Retype the material below. Keep every word exactly as it is.

Saved entries
┄┄┄┄┄┄

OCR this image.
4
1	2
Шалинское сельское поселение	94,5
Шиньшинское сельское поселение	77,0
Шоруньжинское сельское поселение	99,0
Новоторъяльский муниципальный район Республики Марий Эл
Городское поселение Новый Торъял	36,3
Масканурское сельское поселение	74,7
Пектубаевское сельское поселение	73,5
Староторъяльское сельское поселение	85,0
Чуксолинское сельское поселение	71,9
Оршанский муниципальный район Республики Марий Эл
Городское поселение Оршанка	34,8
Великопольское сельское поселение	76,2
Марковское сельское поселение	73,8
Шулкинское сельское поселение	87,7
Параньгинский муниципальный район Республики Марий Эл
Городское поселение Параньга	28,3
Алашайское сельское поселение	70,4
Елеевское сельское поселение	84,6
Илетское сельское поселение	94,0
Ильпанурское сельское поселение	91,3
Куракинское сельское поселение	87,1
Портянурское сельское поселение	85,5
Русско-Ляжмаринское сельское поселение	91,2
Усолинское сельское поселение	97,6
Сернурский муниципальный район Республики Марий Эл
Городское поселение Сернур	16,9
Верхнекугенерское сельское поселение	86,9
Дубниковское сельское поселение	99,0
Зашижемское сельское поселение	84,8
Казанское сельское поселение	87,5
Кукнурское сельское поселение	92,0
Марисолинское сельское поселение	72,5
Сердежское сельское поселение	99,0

┄┄┄┄┄┄

** CORRECT RESPONSE **
OCR this image.
4
1	2
Шалинское сельское поселение	94,5
Шиньшинское сельское поселение	77,0
Шоруньжинское сельское поселение	99,0
Новоторъяльский муниципальный район Республики Марий Эл
Городское поселение Новый Торъял	36,3
Масканурское сельское поселение	74,7
Пектубаевское сельское поселение	73,5
Староторъяльское сельское поселение	85,0
Чуксолинское сельское поселение	71,9
Оршанский муниципальный район Республики Марий Эл
Городское поселение Оршанка	34,8
Великопольское сельское поселение	76,2
Марковское сельское поселение	73,8
Шулкинское сельское поселение	87,7
Параньгинский муниципальный район Республики Марий Эл
Городское поселение Параньга	28,3
Алашайское сельское поселение	70,4
Елеевское сельское поселение	84,6
Илетское сельское поселение	94,0
Ильпанурское сельское поселение	91,3
Куракинское сельское поселение	87,1
Портянурское сельское поселение	85,5
Русско-Ляжмаринское сельское поселение	91,2
Усолинское сельское поселение	97,6
Сернурский муниципальный район Республики Марий Эл
Городское поселение Сернур	16,9
Верхнекугенерское сельское поселение	86,9
Дубниковское сельское поселение	99,0
Зашижемское сельское поселение	84,8
Казанское сельское поселение	87,5
Кукнурское сельское поселение	92,0
Марисолинское сельское поселение	72,5
Сердежское сельское поселение	99,0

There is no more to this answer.